Each line should be copied exactly.

━━ Records to process ━━

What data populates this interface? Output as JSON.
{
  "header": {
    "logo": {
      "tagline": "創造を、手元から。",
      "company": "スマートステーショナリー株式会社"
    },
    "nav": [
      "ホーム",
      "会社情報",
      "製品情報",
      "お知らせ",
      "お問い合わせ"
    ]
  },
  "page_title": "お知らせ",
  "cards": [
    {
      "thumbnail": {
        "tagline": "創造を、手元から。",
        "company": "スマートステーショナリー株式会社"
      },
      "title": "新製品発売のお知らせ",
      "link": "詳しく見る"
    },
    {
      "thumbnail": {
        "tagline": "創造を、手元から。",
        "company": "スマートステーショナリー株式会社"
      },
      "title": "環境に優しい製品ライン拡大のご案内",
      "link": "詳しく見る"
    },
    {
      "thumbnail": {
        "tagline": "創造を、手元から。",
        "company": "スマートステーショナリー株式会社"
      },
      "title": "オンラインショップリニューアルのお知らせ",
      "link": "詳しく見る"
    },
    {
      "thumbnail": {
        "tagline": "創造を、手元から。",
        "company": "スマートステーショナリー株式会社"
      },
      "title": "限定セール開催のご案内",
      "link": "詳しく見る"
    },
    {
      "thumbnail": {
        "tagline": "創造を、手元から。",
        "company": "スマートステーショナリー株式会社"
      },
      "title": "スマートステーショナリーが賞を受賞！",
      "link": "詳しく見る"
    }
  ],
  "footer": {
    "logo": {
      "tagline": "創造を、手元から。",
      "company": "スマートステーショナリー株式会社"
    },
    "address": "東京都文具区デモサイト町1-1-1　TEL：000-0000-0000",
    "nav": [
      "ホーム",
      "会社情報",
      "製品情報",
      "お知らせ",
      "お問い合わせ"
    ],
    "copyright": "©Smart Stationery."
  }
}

━━━

Correct response:
What data populates this interface? Output as JSON.
{
  "header": {
    "logo": {
      "tagline": "創造を、手元から。",
      "company": "スマートステーショナリー株式会社"
    },
    "nav": [
      "ホーム",
      "会社情報",
      "製品情報",
      "お知らせ",
      "お問い合わせ"
    ]
  },
  "page_title": "お知らせ",
  "cards": [
    {
      "thumbnail": {
        "tagline": "創造を、手元から。",
        "company": "スマートステーショナリー株式会社"
      },
      "title": "新製品発売のお知らせ",
      "link": "詳しく見る"
    },
    {
      "thumbnail": {
        "tagline": "創造を、手元から。",
        "company": "スマートステーショナリー株式会社"
      },
      "title": "環境に優しい製品ライン拡大のご案内",
      "link": "詳しく見る"
    },
    {
      "thumbnail": {
        "tagline": "創造を、手元から。",
        "company": "スマートステーショナリー株式会社"
      },
      "title": "オンラインショップリニューアルのお知らせ",
      "link": "詳しく見る"
    },
    {
      "thumbnail": {
        "tagline": "創造を、手元から。",
        "company": "スマートステーショナリー株式会社"
      },
      "title": "限定セール開催のご案内",
      "link": "詳しく見る"
    },
    {
      "thumbnail": {
        "tagline": "創造を、手元から。",
        "company": "スマートステーショナリー株式会社"
      },
      "title": "スマートステーショナリーが賞を受賞！",
      "link": "詳しく見る"
    }
  ],
  "footer": {
    "logo": {
      "tagline": "創造を、手元から。",
      "company": "スマートステーショナリー株式会社"
    },
    "address": "東京都文具区デモサイト町1-1-1　TEL：000-0000-0000",
    "nav": [
      "ホーム",
      "会社情報",
      "製品情報",
      "お知らせ",
      "お問い合わせ"
    ],
    "copyright": "©Smart Stationery."
  }
}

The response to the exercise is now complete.